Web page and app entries
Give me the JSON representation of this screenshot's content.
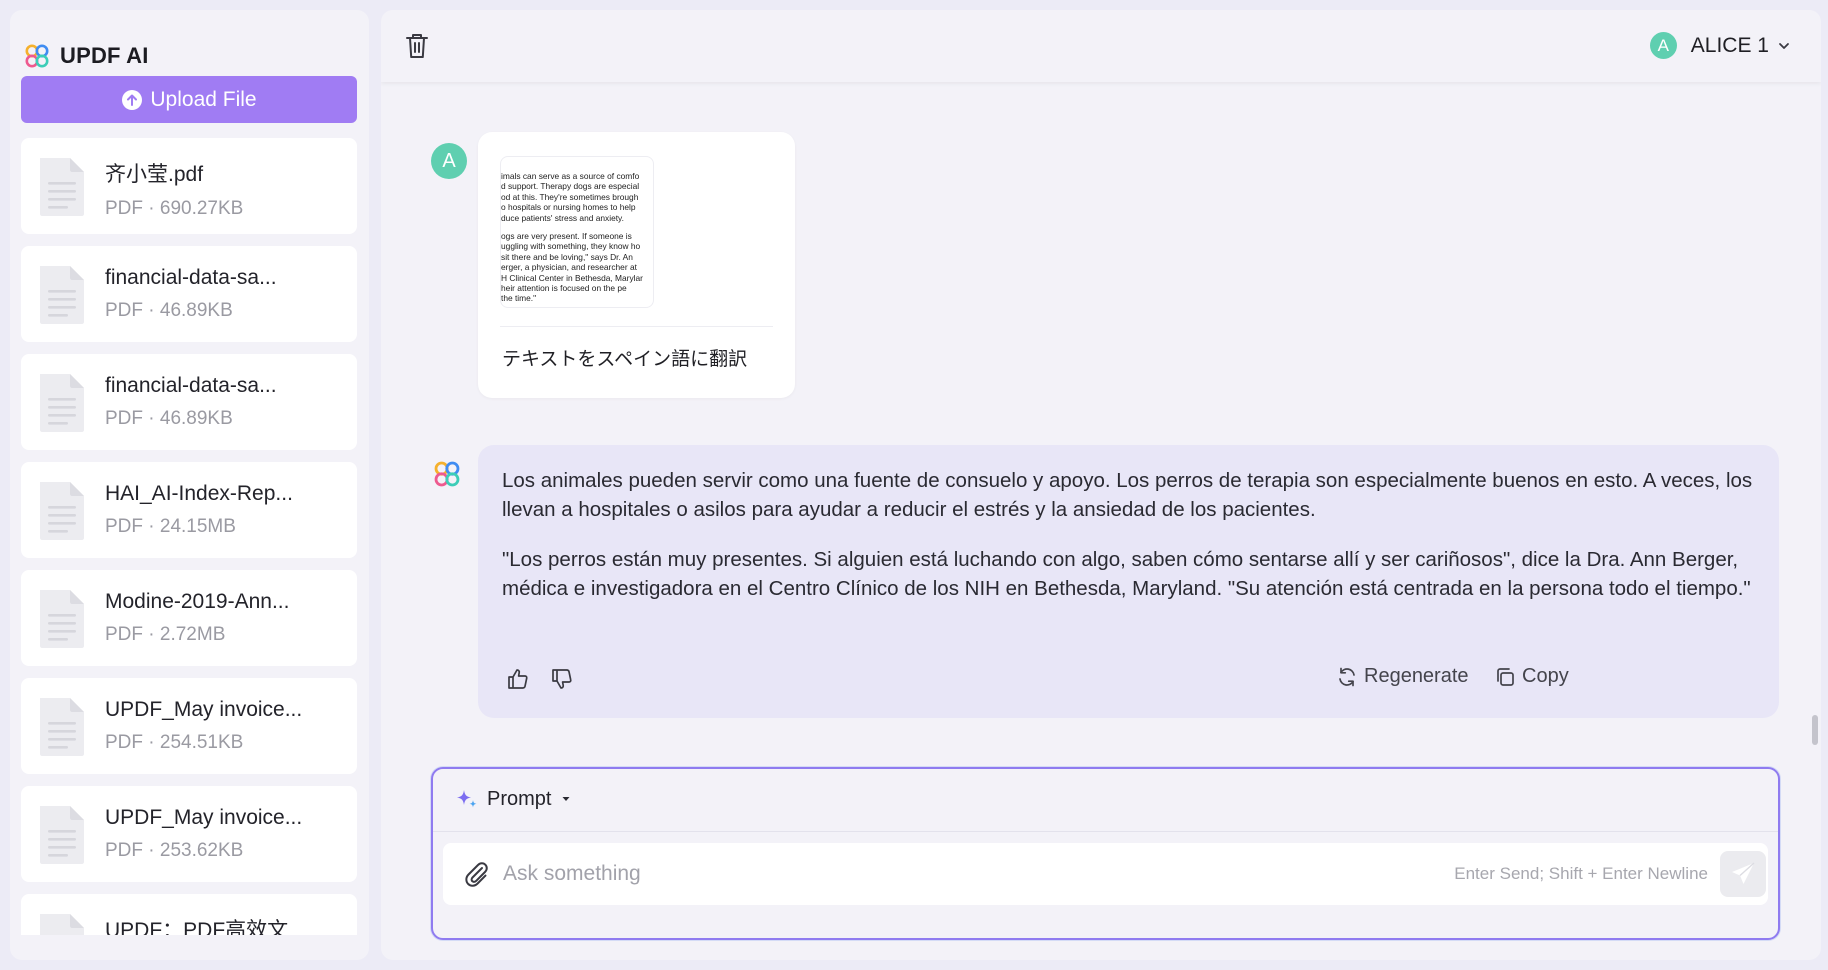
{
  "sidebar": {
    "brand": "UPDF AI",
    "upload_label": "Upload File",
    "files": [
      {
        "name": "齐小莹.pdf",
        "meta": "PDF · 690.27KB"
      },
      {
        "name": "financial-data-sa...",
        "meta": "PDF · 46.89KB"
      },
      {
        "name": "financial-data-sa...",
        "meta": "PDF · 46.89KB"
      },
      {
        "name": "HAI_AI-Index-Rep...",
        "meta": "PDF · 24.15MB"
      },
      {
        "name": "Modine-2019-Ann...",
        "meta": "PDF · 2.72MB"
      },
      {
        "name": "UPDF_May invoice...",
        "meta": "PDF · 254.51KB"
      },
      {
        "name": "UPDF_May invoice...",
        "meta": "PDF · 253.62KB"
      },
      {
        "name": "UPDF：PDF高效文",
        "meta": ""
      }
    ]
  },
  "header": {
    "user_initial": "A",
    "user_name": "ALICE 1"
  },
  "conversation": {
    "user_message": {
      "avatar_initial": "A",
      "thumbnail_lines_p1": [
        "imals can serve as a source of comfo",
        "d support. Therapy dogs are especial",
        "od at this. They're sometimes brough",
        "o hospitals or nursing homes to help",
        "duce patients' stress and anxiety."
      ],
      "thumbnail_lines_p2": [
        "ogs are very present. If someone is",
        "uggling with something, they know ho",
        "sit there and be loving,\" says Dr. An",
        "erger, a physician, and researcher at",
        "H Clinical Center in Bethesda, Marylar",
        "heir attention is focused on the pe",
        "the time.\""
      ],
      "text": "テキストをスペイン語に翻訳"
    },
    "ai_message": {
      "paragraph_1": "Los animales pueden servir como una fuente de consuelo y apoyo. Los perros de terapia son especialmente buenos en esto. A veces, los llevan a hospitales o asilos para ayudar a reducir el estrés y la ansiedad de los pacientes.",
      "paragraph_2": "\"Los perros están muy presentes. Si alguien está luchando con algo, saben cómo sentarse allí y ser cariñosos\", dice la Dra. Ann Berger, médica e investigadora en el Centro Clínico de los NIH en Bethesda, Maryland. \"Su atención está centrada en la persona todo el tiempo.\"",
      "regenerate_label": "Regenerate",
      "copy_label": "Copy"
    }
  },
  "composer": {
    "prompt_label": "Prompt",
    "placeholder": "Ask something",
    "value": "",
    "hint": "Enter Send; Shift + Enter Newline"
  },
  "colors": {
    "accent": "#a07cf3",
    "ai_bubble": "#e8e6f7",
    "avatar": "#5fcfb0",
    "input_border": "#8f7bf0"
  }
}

**Exercise goal**
Copy out all lines from the records where the word "Bethesda" appears.

**Response**
        "H Clinical Center in Bethesda, Marylar",
      "paragraph_2": "\"Los perros están muy presentes. Si alguien está luchando con algo, saben cómo sentarse allí y ser cariñosos\", dice la Dra. Ann Berger, médica e investigadora en el Centro Clínico de los NIH en Bethesda, Maryland. \"Su atención está centrada en la persona todo el tiempo.\"",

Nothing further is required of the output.